+++ Exercise materials
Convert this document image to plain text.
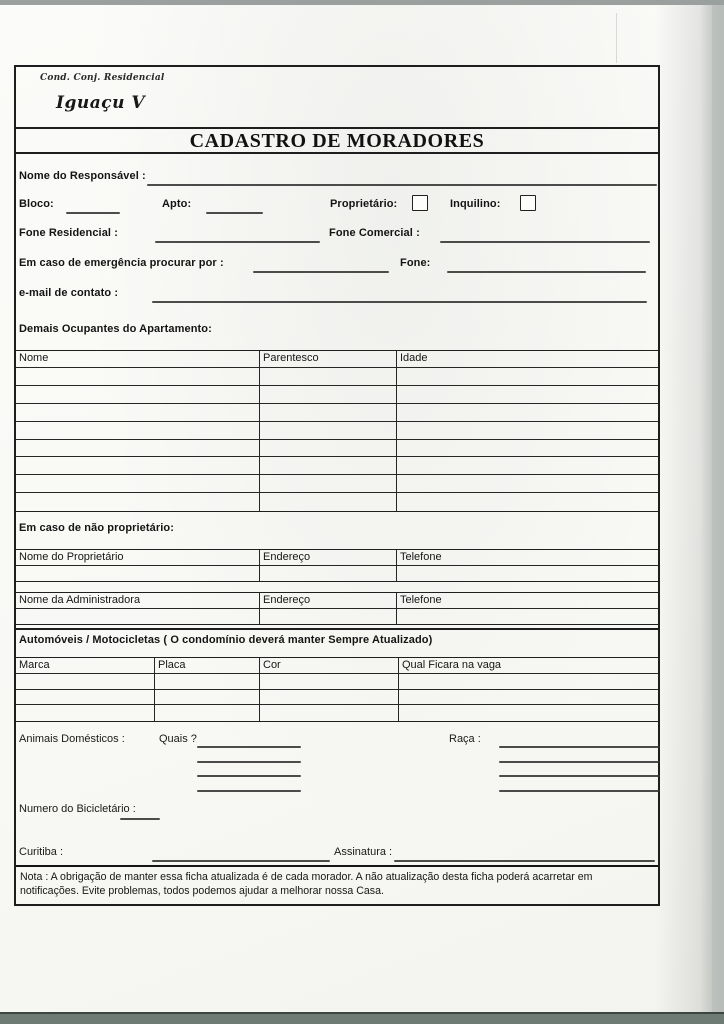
Cond. Conj. Residencial
Iguaçu V
CADASTRO DE MORADORES
Nome do Responsável :
Bloco:	Apto:	Proprietário:	Inquilino:
Fone Residencial :	Fone Comercial :
Em caso de emergência procurar por :	Fone:
e-mail de contato :
Demais Ocupantes do Apartamento:
Nome	Parentesco	Idade
Em caso de não proprietário:
Nome do Proprietário	Endereço	Telefone
Nome da Administradora	Endereço	Telefone
Automóveis / Motocicletas ( O condomínio deverá manter Sempre Atualizado)
Marca	Placa	Cor	Qual Ficara na vaga
Animais Domésticos :	Quais ?	Raça :
Numero do Bicicletário :
Curitiba :	Assinatura :
Nota : A obrigação de manter essa ficha atualizada é de cada morador. A não atualização desta ficha poderá acarretar em notificações. Evite problemas, todos podemos ajudar a melhorar nossa Casa.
++++++
**Task to carry out**
All of the data above should be quoted exactly, except for the pictures.

**Task response**
Convert this document image to plain text.
Cond. Conj. Residencial
Iguaçu V
CADASTRO DE MORADORES
Nome do Responsável :
Bloco:	Apto:	Proprietário:	Inquilino:
Fone Residencial :	Fone Comercial :
Em caso de emergência procurar por :	Fone:
e-mail de contato :
Demais Ocupantes do Apartamento:
Nome	Parentesco	Idade
Em caso de não proprietário:
Nome do Proprietário	Endereço	Telefone
Nome da Administradora	Endereço	Telefone
Automóveis / Motocicletas ( O condomínio deverá manter Sempre Atualizado)
Marca	Placa	Cor	Qual Ficara na vaga
Animais Domésticos :	Quais ?	Raça :
Numero do Bicicletário :
Curitiba :	Assinatura :
Nota : A obrigação de manter essa ficha atualizada é de cada morador. A não atualização desta ficha poderá acarretar em notificações. Evite problemas, todos podemos ajudar a melhorar nossa Casa.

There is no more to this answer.